Each record needs to be echoed exactly; can you do that?

[Records about charts and figures]
— start —

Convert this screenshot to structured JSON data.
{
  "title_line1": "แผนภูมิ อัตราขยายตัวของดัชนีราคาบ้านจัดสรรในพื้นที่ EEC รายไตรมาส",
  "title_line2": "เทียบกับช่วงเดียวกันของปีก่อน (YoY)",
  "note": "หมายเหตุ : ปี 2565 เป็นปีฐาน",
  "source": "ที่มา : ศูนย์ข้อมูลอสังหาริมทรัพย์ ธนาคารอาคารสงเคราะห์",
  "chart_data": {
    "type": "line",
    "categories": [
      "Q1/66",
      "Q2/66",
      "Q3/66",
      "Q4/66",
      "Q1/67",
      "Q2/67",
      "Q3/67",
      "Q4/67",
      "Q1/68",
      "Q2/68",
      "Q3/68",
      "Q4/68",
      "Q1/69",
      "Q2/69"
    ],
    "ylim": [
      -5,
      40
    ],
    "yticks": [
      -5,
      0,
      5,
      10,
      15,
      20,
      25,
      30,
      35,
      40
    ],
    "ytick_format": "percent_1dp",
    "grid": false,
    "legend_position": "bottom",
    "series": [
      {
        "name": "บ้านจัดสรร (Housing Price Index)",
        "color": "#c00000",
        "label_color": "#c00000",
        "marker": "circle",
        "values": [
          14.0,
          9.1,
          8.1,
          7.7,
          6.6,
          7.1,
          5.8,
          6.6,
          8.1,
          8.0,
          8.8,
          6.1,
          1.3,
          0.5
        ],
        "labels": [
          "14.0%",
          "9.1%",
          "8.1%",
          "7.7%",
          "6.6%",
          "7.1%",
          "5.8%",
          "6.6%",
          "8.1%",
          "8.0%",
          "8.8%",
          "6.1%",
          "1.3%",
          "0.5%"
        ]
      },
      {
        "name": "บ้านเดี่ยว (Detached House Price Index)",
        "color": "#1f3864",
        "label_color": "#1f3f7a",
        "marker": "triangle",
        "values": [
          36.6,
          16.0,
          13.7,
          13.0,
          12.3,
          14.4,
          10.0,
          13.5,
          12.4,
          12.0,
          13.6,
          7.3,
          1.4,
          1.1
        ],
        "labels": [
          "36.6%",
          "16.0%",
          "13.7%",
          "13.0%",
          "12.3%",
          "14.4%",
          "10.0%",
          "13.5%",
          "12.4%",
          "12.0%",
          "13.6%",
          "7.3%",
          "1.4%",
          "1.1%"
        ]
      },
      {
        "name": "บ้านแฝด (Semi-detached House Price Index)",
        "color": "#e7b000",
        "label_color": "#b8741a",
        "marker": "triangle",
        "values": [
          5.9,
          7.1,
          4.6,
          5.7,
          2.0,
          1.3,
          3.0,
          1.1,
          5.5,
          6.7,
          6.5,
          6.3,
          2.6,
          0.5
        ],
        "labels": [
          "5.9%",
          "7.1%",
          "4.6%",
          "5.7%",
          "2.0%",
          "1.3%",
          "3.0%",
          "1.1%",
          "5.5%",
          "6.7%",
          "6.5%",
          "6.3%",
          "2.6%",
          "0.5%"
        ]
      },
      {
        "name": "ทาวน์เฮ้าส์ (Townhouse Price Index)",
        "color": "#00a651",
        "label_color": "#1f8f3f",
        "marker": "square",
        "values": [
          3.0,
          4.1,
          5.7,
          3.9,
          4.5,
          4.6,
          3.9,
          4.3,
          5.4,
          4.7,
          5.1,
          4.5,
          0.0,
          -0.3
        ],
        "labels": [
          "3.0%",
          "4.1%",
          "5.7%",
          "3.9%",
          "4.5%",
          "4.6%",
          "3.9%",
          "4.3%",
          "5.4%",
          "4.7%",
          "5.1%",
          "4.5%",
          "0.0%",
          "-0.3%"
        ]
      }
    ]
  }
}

— end —

EXERCISE ANSWER >>
Convert this screenshot to structured JSON data.
{
  "title_line1": "แผนภูมิ อัตราขยายตัวของดัชนีราคาบ้านจัดสรรในพื้นที่ EEC รายไตรมาส",
  "title_line2": "เทียบกับช่วงเดียวกันของปีก่อน (YoY)",
  "note": "หมายเหตุ : ปี 2565 เป็นปีฐาน",
  "source": "ที่มา : ศูนย์ข้อมูลอสังหาริมทรัพย์ ธนาคารอาคารสงเคราะห์",
  "chart_data": {
    "type": "line",
    "categories": [
      "Q1/66",
      "Q2/66",
      "Q3/66",
      "Q4/66",
      "Q1/67",
      "Q2/67",
      "Q3/67",
      "Q4/67",
      "Q1/68",
      "Q2/68",
      "Q3/68",
      "Q4/68",
      "Q1/69",
      "Q2/69"
    ],
    "ylim": [
      -5,
      40
    ],
    "yticks": [
      -5,
      0,
      5,
      10,
      15,
      20,
      25,
      30,
      35,
      40
    ],
    "ytick_format": "percent_1dp",
    "grid": false,
    "legend_position": "bottom",
    "series": [
      {
        "name": "บ้านจัดสรร (Housing Price Index)",
        "color": "#c00000",
        "label_color": "#c00000",
        "marker": "circle",
        "values": [
          14.0,
          9.1,
          8.1,
          7.7,
          6.6,
          7.1,
          5.8,
          6.6,
          8.1,
          8.0,
          8.8,
          6.1,
          1.3,
          0.5
        ],
        "labels": [
          "14.0%",
          "9.1%",
          "8.1%",
          "7.7%",
          "6.6%",
          "7.1%",
          "5.8%",
          "6.6%",
          "8.1%",
          "8.0%",
          "8.8%",
          "6.1%",
          "1.3%",
          "0.5%"
        ]
      },
      {
        "name": "บ้านเดี่ยว (Detached House Price Index)",
        "color": "#1f3864",
        "label_color": "#1f3f7a",
        "marker": "triangle",
        "values": [
          36.6,
          16.0,
          13.7,
          13.0,
          12.3,
          14.4,
          10.0,
          13.5,
          12.4,
          12.0,
          13.6,
          7.3,
          1.4,
          1.1
        ],
        "labels": [
          "36.6%",
          "16.0%",
          "13.7%",
          "13.0%",
          "12.3%",
          "14.4%",
          "10.0%",
          "13.5%",
          "12.4%",
          "12.0%",
          "13.6%",
          "7.3%",
          "1.4%",
          "1.1%"
        ]
      },
      {
        "name": "บ้านแฝด (Semi-detached House Price Index)",
        "color": "#e7b000",
        "label_color": "#b8741a",
        "marker": "triangle",
        "values": [
          5.9,
          7.1,
          4.6,
          5.7,
          2.0,
          1.3,
          3.0,
          1.1,
          5.5,
          6.7,
          6.5,
          6.3,
          2.6,
          0.5
        ],
        "labels": [
          "5.9%",
          "7.1%",
          "4.6%",
          "5.7%",
          "2.0%",
          "1.3%",
          "3.0%",
          "1.1%",
          "5.5%",
          "6.7%",
          "6.5%",
          "6.3%",
          "2.6%",
          "0.5%"
        ]
      },
      {
        "name": "ทาวน์เฮ้าส์ (Townhouse Price Index)",
        "color": "#00a651",
        "label_color": "#1f8f3f",
        "marker": "square",
        "values": [
          3.0,
          4.1,
          5.7,
          3.9,
          4.5,
          4.6,
          3.9,
          4.3,
          5.4,
          4.7,
          5.1,
          4.5,
          0.0,
          -0.3
        ],
        "labels": [
          "3.0%",
          "4.1%",
          "5.7%",
          "3.9%",
          "4.5%",
          "4.6%",
          "3.9%",
          "4.3%",
          "5.4%",
          "4.7%",
          "5.1%",
          "4.5%",
          "0.0%",
          "-0.3%"
        ]
      }
    ]
  }
}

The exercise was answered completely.